SET TASK:
All lines below must be repeated exactly, with the pictures omitted.

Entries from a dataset

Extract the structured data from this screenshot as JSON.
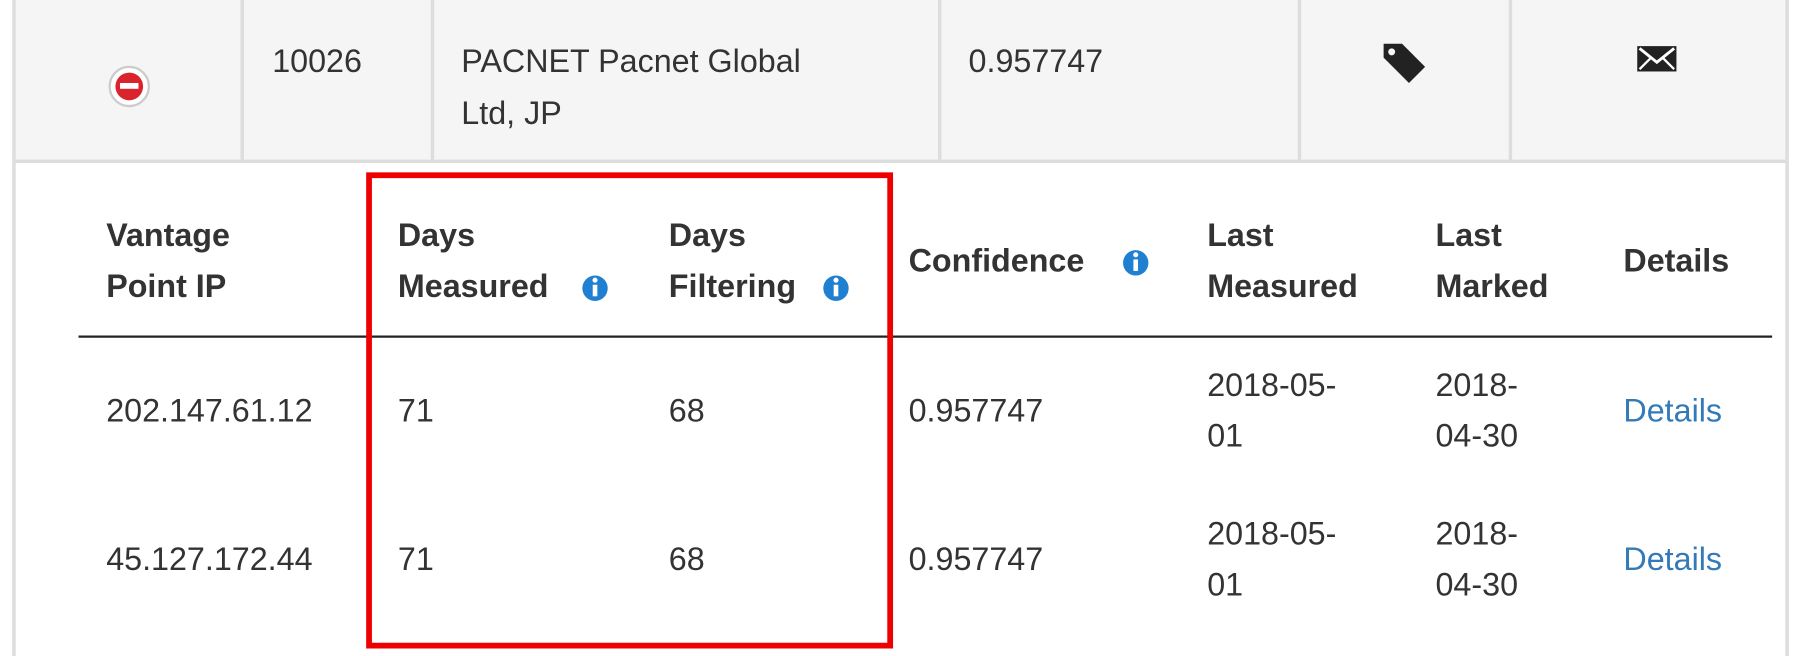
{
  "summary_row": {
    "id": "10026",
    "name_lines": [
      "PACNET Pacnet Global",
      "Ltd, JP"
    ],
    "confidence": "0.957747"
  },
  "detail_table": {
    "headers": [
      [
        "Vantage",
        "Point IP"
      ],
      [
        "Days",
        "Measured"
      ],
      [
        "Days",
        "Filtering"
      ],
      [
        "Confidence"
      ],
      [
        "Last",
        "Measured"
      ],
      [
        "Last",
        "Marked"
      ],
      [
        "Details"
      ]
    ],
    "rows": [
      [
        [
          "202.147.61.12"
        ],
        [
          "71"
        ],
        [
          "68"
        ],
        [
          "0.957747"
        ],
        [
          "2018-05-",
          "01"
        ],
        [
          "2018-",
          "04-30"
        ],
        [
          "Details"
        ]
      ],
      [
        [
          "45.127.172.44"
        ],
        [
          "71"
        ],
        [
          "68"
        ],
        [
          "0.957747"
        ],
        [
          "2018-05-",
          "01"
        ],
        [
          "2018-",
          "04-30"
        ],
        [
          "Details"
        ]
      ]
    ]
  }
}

OUTPUT BELOW:
Extract the structured data from this screenshot as JSON.
{
  "summary_row": {
    "id": "10026",
    "name_lines": [
      "PACNET Pacnet Global",
      "Ltd, JP"
    ],
    "confidence": "0.957747"
  },
  "detail_table": {
    "headers": [
      [
        "Vantage",
        "Point IP"
      ],
      [
        "Days",
        "Measured"
      ],
      [
        "Days",
        "Filtering"
      ],
      [
        "Confidence"
      ],
      [
        "Last",
        "Measured"
      ],
      [
        "Last",
        "Marked"
      ],
      [
        "Details"
      ]
    ],
    "rows": [
      [
        [
          "202.147.61.12"
        ],
        [
          "71"
        ],
        [
          "68"
        ],
        [
          "0.957747"
        ],
        [
          "2018-05-",
          "01"
        ],
        [
          "2018-",
          "04-30"
        ],
        [
          "Details"
        ]
      ],
      [
        [
          "45.127.172.44"
        ],
        [
          "71"
        ],
        [
          "68"
        ],
        [
          "0.957747"
        ],
        [
          "2018-05-",
          "01"
        ],
        [
          "2018-",
          "04-30"
        ],
        [
          "Details"
        ]
      ]
    ]
  }
}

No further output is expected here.